>> START Items
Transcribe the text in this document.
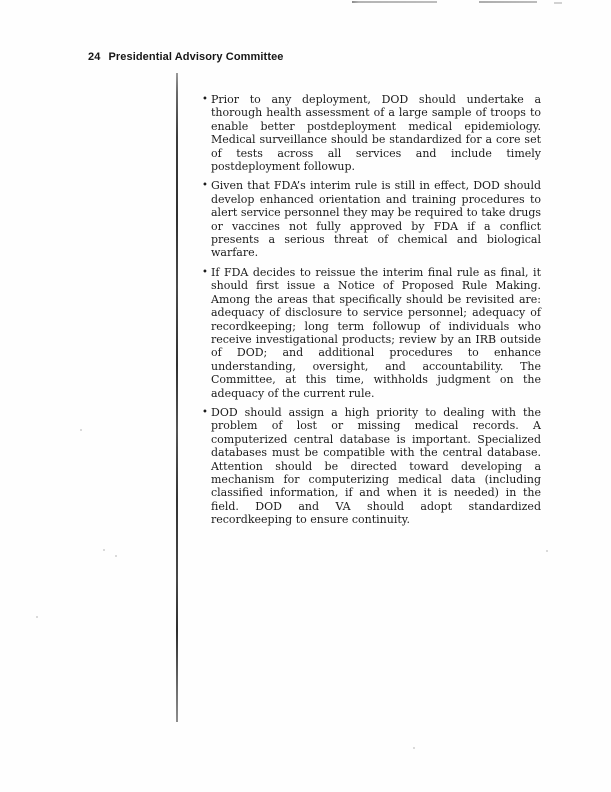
24 Presidential Advisory Committee
• Prior to any deployment, DOD should undertake a thorough health assessment of a large sample of troops to enable better postdeployment medical epidemiology. Medical surveillance should be standardized for a core set of tests across all services and include timely postdeployment followup.
• Given that FDA’s interim rule is still in effect, DOD should develop enhanced orientation and training procedures to alert service personnel they may be required to take drugs or vaccines not fully approved by FDA if a conflict presents a serious threat of chemical and biological warfare.
• If FDA decides to reissue the interim final rule as final, it should first issue a Notice of Proposed Rule Making. Among the areas that specifically should be revisited are: adequacy of disclosure to service personnel; adequacy of recordkeeping; long term followup of individuals who receive investigational products; review by an IRB outside of DOD; and additional procedures to enhance understanding, oversight, and accountability. The Committee, at this time, withholds judgment on the adequacy of the current rule.
• DOD should assign a high priority to dealing with the problem of lost or missing medical records. A computerized central database is important. Specialized databases must be compatible with the central database. Attention should be directed toward developing a mechanism for computerizing medical data (including classified information, if and when it is needed) in the field. DOD and VA should adopt standardized recordkeeping to ensure continuity.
>> END Items
## Aim of the task:
List every line above that contains the word "procedures".

## Response to the task:
• Given that FDA’s interim rule is still in effect, DOD should develop enhanced orientation and training procedures to alert service personnel they may be required to take drugs or vaccines not fully approved by FDA if a conflict presents a serious threat of chemical and biological warfare.
• If FDA decides to reissue the interim final rule as final, it should first issue a Notice of Proposed Rule Making. Among the areas that specifically should be revisited are: adequacy of disclosure to service personnel; adequacy of recordkeeping; long term followup of individuals who receive investigational products; review by an IRB outside of DOD; and additional procedures to enhance understanding, oversight, and accountability. The Committee, at this time, withholds judgment on the adequacy of the current rule.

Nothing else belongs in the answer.